The task - Set down each record exactly as written.

-.-.-

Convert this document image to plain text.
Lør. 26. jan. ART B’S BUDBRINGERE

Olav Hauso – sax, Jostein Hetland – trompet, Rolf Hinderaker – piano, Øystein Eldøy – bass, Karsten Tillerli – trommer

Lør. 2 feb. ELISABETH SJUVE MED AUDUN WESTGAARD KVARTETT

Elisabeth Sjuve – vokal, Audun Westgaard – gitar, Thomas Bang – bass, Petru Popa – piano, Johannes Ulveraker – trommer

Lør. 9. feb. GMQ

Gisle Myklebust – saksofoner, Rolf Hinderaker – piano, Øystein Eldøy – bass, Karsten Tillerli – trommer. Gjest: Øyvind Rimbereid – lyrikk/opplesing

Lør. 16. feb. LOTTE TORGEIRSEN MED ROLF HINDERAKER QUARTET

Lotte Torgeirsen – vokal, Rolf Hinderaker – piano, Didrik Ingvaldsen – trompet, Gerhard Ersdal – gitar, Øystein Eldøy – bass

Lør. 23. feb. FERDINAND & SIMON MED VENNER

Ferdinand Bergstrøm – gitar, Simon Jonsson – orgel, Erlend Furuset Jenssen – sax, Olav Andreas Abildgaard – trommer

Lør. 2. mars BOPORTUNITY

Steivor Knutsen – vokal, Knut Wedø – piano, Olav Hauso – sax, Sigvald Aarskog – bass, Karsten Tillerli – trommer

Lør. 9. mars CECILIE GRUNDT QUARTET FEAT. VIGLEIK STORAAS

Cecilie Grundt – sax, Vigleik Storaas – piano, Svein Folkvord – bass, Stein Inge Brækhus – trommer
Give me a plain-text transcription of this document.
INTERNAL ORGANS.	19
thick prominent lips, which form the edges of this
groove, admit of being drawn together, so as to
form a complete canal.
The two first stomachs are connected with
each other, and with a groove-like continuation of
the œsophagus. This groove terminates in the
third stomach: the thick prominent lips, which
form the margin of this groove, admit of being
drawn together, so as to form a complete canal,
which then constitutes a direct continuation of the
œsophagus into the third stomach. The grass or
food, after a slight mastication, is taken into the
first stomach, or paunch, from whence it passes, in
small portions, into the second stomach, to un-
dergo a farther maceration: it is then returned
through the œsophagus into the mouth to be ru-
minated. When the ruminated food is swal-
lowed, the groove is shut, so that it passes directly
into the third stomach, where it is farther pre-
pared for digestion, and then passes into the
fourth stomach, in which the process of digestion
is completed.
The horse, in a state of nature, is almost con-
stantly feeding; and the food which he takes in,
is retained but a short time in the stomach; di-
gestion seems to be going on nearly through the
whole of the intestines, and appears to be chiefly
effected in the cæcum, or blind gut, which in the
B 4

-.-.-

Result of this exercise -
Convert this document image to plain text.
Lør. 26. jan. ART B’S BUDBRINGERE

Olav Hauso – sax, Jostein Hetland – trompet, Rolf Hinderaker – piano, Øystein Eldøy – bass, Karsten Tillerli – trommer

Lør. 2 feb. ELISABETH SJUVE MED AUDUN WESTGAARD KVARTETT

Elisabeth Sjuve – vokal, Audun Westgaard – gitar, Thomas Bang – bass, Petru Popa – piano, Johannes Ulveraker – trommer

Lør. 9. feb. GMQ

Gisle Myklebust – saksofoner, Rolf Hinderaker – piano, Øystein Eldøy – bass, Karsten Tillerli – trommer. Gjest: Øyvind Rimbereid – lyrikk/opplesing

Lør. 16. feb. LOTTE TORGEIRSEN MED ROLF HINDERAKER QUARTET

Lotte Torgeirsen – vokal, Rolf Hinderaker – piano, Didrik Ingvaldsen – trompet, Gerhard Ersdal – gitar, Øystein Eldøy – bass

Lør. 23. feb. FERDINAND & SIMON MED VENNER

Ferdinand Bergstrøm – gitar, Simon Jonsson – orgel, Erlend Furuset Jenssen – sax, Olav Andreas Abildgaard – trommer

Lør. 2. mars BOPORTUNITY

Steivor Knutsen – vokal, Knut Wedø – piano, Olav Hauso – sax, Sigvald Aarskog – bass, Karsten Tillerli – trommer

Lør. 9. mars CECILIE GRUNDT QUARTET FEAT. VIGLEIK STORAAS

Cecilie Grundt – sax, Vigleik Storaas – piano, Svein Folkvord – bass, Stein Inge Brækhus – trommer
Give me a plain-text transcription of this document.
INTERNAL ORGANS.	19
thick prominent lips, which form the edges of this
groove, admit of being drawn together, so as to
form a complete canal.
The two first stomachs are connected with
each other, and with a groove-like continuation of
the œsophagus. This groove terminates in the
third stomach: the thick prominent lips, which
form the margin of this groove, admit of being
drawn together, so as to form a complete canal,
which then constitutes a direct continuation of the
œsophagus into the third stomach. The grass or
food, after a slight mastication, is taken into the
first stomach, or paunch, from whence it passes, in
small portions, into the second stomach, to un-
dergo a farther maceration: it is then returned
through the œsophagus into the mouth to be ru-
minated. When the ruminated food is swal-
lowed, the groove is shut, so that it passes directly
into the third stomach, where it is farther pre-
pared for digestion, and then passes into the
fourth stomach, in which the process of digestion
is completed.
The horse, in a state of nature, is almost con-
stantly feeding; and the food which he takes in,
is retained but a short time in the stomach; di-
gestion seems to be going on nearly through the
whole of the intestines, and appears to be chiefly
effected in the cæcum, or blind gut, which in the
B 4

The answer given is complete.